[START]
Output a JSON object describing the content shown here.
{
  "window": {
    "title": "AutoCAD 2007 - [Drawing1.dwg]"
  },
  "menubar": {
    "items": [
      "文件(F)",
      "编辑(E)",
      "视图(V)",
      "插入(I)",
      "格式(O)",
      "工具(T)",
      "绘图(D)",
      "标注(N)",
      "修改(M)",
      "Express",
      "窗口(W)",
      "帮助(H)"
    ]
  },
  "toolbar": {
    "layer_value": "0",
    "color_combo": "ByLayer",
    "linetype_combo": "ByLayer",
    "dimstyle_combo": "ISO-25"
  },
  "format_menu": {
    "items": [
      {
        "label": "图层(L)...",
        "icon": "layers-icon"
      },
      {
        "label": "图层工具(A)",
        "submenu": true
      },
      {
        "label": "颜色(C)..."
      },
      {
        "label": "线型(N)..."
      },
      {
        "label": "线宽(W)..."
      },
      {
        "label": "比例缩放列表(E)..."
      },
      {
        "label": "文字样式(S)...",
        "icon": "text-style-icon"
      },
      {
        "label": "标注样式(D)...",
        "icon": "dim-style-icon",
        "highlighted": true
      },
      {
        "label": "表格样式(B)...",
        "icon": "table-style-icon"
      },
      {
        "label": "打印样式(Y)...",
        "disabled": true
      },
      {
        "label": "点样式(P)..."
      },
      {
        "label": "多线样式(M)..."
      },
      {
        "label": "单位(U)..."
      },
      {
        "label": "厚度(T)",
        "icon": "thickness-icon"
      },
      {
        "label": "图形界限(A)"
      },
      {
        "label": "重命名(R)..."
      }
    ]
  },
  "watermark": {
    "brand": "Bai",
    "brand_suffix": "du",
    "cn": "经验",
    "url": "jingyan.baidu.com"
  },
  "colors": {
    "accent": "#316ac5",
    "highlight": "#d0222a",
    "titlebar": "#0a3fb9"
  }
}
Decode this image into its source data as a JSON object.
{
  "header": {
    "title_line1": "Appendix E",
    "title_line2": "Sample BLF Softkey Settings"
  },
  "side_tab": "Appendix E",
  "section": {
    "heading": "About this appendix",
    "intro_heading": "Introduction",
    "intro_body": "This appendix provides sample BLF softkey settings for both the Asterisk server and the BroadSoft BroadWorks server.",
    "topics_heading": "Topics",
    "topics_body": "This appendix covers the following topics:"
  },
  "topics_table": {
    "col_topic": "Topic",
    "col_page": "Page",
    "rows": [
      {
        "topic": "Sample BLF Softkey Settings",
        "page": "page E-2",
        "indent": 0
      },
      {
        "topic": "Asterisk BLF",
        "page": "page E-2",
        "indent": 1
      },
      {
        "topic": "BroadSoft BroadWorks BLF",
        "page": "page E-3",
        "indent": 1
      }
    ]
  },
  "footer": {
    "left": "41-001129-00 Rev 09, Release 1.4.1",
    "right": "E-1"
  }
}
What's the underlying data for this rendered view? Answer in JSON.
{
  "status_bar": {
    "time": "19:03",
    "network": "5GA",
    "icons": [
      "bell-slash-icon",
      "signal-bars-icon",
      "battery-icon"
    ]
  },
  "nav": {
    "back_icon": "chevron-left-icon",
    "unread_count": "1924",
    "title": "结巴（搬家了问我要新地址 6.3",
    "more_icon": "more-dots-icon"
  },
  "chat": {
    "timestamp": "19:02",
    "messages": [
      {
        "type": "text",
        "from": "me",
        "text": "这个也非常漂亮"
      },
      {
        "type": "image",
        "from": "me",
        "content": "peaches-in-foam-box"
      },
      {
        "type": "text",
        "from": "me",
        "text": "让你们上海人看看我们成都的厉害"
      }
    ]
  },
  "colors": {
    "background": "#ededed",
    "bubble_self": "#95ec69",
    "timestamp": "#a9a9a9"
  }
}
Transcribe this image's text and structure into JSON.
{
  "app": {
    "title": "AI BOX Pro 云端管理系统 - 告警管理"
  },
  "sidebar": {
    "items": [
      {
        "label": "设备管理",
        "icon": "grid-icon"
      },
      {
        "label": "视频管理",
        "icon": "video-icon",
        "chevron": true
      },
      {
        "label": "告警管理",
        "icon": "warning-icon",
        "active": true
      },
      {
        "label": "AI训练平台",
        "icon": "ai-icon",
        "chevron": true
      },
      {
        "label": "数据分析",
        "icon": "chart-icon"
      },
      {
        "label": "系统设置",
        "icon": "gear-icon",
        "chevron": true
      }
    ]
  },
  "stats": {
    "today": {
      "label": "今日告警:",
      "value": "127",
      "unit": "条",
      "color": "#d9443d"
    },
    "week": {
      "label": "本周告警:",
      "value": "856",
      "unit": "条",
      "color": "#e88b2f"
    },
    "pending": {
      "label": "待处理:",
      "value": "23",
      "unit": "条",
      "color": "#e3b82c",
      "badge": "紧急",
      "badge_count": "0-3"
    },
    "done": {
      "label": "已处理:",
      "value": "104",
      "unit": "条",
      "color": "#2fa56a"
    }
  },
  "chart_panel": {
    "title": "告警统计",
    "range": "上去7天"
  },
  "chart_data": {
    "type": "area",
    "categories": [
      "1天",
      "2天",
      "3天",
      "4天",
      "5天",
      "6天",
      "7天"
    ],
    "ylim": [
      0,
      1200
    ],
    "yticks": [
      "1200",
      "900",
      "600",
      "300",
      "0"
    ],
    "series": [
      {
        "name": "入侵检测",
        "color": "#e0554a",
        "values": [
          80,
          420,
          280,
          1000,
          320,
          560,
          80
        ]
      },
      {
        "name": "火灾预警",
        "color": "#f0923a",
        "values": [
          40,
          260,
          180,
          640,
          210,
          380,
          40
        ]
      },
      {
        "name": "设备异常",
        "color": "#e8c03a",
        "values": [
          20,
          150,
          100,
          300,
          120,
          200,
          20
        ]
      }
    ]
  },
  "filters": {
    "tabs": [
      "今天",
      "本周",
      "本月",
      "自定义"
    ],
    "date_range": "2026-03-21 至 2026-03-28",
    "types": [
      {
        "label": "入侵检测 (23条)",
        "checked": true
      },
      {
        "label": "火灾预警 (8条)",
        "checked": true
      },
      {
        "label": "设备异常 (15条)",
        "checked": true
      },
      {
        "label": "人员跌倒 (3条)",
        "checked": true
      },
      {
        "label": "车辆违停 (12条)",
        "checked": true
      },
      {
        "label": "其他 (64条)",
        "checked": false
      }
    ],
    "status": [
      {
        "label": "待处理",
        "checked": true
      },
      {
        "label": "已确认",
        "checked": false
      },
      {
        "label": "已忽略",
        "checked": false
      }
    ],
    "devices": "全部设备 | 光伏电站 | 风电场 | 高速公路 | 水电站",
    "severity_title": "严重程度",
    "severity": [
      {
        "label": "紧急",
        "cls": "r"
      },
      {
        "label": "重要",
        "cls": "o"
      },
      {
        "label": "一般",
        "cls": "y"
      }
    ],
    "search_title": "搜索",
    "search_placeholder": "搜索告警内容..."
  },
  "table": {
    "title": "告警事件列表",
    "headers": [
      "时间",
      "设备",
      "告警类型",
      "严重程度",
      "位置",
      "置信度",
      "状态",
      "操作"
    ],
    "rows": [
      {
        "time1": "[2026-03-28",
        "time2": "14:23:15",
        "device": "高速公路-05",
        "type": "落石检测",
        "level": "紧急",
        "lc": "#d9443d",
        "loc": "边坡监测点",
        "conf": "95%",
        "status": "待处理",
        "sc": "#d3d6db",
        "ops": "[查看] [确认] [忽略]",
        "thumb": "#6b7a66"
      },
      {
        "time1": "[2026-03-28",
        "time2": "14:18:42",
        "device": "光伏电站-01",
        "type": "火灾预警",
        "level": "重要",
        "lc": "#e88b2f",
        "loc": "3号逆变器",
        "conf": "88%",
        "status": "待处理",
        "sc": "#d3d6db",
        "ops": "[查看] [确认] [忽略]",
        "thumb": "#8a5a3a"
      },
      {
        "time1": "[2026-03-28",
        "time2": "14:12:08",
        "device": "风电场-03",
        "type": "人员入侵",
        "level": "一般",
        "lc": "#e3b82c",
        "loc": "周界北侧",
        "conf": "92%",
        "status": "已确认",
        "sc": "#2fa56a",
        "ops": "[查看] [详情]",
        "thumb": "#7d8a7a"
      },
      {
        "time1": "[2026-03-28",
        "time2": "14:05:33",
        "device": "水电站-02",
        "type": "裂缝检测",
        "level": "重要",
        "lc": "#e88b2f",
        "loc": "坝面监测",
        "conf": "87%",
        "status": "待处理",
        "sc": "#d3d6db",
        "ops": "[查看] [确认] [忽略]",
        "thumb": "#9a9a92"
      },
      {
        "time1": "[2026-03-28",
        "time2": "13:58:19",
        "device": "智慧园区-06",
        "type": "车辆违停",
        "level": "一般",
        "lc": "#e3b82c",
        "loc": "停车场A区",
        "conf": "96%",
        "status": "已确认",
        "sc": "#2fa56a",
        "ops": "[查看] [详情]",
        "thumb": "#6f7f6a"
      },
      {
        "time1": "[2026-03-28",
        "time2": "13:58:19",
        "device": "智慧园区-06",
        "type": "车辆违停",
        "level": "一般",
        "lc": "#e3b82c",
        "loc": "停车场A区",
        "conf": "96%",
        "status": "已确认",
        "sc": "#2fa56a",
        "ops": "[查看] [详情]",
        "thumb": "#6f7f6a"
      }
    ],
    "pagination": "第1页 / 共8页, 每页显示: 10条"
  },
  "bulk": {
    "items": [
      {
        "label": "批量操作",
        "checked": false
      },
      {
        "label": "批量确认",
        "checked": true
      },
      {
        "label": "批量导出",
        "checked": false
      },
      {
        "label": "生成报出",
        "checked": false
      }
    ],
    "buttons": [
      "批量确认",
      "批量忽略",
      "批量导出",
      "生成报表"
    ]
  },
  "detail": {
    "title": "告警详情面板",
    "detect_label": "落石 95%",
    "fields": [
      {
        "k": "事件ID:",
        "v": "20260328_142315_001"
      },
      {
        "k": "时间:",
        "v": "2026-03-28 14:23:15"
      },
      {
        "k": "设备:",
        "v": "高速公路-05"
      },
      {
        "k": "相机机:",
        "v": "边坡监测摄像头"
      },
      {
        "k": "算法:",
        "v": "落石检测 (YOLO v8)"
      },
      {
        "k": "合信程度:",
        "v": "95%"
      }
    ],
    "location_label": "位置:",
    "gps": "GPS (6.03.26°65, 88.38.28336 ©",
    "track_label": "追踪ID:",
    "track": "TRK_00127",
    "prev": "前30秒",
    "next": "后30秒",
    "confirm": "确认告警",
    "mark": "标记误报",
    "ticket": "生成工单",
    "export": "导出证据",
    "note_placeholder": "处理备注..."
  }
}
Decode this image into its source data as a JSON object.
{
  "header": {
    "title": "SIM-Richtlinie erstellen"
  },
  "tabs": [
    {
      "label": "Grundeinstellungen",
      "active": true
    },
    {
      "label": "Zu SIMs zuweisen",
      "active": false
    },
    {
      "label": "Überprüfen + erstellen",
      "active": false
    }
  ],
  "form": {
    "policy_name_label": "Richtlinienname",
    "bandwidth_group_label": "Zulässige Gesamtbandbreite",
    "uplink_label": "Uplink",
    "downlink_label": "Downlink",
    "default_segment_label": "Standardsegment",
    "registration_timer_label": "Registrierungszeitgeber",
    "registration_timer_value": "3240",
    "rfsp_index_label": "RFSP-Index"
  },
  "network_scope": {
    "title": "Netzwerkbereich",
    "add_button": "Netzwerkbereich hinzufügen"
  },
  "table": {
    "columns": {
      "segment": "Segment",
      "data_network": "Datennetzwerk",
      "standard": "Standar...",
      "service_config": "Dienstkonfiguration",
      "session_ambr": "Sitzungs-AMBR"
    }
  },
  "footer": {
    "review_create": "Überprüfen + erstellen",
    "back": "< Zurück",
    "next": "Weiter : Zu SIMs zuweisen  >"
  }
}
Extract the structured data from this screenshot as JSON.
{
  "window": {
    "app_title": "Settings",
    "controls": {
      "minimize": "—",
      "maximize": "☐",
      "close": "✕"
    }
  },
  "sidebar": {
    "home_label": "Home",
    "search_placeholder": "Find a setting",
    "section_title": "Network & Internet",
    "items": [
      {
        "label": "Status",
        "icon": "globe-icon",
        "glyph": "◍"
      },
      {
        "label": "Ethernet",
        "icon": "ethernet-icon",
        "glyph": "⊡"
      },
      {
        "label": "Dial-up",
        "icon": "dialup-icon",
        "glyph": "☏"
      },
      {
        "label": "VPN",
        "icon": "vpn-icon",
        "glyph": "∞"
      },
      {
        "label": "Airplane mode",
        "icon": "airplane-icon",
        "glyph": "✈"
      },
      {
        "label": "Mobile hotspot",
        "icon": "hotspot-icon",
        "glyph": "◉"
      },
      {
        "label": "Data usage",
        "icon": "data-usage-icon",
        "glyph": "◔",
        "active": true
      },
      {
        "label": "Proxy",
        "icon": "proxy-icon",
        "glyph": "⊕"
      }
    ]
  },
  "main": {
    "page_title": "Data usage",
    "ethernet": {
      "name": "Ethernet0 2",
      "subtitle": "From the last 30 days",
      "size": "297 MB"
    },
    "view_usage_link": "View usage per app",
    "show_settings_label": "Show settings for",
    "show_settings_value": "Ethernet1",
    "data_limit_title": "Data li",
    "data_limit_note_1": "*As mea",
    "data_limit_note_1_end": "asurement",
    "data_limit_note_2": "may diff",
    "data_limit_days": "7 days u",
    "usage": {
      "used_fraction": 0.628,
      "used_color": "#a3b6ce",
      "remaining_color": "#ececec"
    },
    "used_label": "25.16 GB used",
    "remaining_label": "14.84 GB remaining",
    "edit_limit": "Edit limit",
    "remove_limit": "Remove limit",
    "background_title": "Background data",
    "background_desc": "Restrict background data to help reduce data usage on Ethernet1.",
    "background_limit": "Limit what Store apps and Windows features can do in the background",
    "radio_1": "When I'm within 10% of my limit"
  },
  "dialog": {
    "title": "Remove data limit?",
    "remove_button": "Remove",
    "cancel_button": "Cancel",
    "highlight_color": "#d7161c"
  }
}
[END]
> **Exercise prompt**
From the data above, copy each line that holds "ByLayer".

> **Reply to the exercise**
    "color_combo": "ByLayer",
    "linetype_combo": "ByLayer",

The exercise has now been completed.